▸ Exercise instructions
Transcribe each line of the records below exactly, excluding any embedded images.
----
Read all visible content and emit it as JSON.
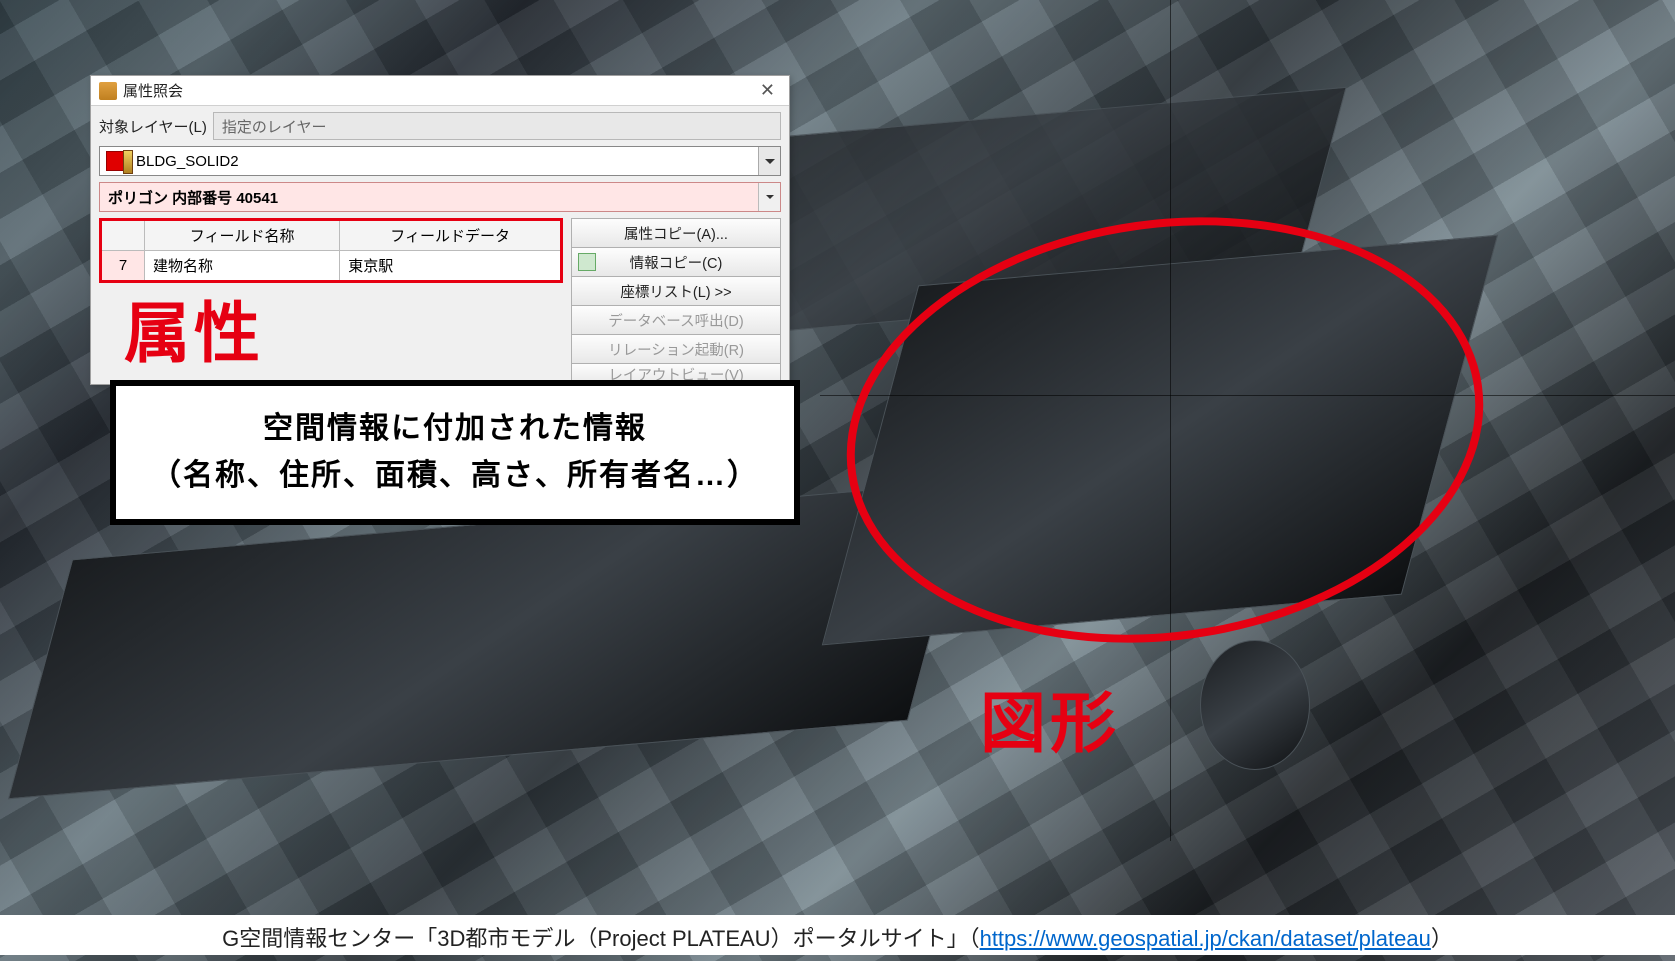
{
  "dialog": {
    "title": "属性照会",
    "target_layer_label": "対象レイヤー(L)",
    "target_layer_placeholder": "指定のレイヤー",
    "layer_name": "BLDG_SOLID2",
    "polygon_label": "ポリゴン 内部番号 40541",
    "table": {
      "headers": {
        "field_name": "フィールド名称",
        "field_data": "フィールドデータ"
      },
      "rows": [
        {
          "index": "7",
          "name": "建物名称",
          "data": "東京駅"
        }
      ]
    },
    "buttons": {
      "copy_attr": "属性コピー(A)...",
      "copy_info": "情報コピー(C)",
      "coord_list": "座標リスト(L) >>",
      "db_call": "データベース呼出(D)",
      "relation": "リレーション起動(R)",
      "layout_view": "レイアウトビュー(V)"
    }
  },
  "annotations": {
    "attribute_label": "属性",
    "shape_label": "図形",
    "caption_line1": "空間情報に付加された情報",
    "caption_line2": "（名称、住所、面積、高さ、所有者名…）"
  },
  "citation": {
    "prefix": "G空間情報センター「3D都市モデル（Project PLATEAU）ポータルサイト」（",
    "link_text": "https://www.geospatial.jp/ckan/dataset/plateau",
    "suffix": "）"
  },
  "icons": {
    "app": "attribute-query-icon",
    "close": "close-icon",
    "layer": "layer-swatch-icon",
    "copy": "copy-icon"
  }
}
----
▸ Correct result
Read all visible content and emit it as JSON.
{
  "dialog": {
    "title": "属性照会",
    "target_layer_label": "対象レイヤー(L)",
    "target_layer_placeholder": "指定のレイヤー",
    "layer_name": "BLDG_SOLID2",
    "polygon_label": "ポリゴン 内部番号 40541",
    "table": {
      "headers": {
        "field_name": "フィールド名称",
        "field_data": "フィールドデータ"
      },
      "rows": [
        {
          "index": "7",
          "name": "建物名称",
          "data": "東京駅"
        }
      ]
    },
    "buttons": {
      "copy_attr": "属性コピー(A)...",
      "copy_info": "情報コピー(C)",
      "coord_list": "座標リスト(L) >>",
      "db_call": "データベース呼出(D)",
      "relation": "リレーション起動(R)",
      "layout_view": "レイアウトビュー(V)"
    }
  },
  "annotations": {
    "attribute_label": "属性",
    "shape_label": "図形",
    "caption_line1": "空間情報に付加された情報",
    "caption_line2": "（名称、住所、面積、高さ、所有者名…）"
  },
  "citation": {
    "prefix": "G空間情報センター「3D都市モデル（Project PLATEAU）ポータルサイト」（",
    "link_text": "https://www.geospatial.jp/ckan/dataset/plateau",
    "suffix": "）"
  },
  "icons": {
    "app": "attribute-query-icon",
    "close": "close-icon",
    "layer": "layer-swatch-icon",
    "copy": "copy-icon"
  }
}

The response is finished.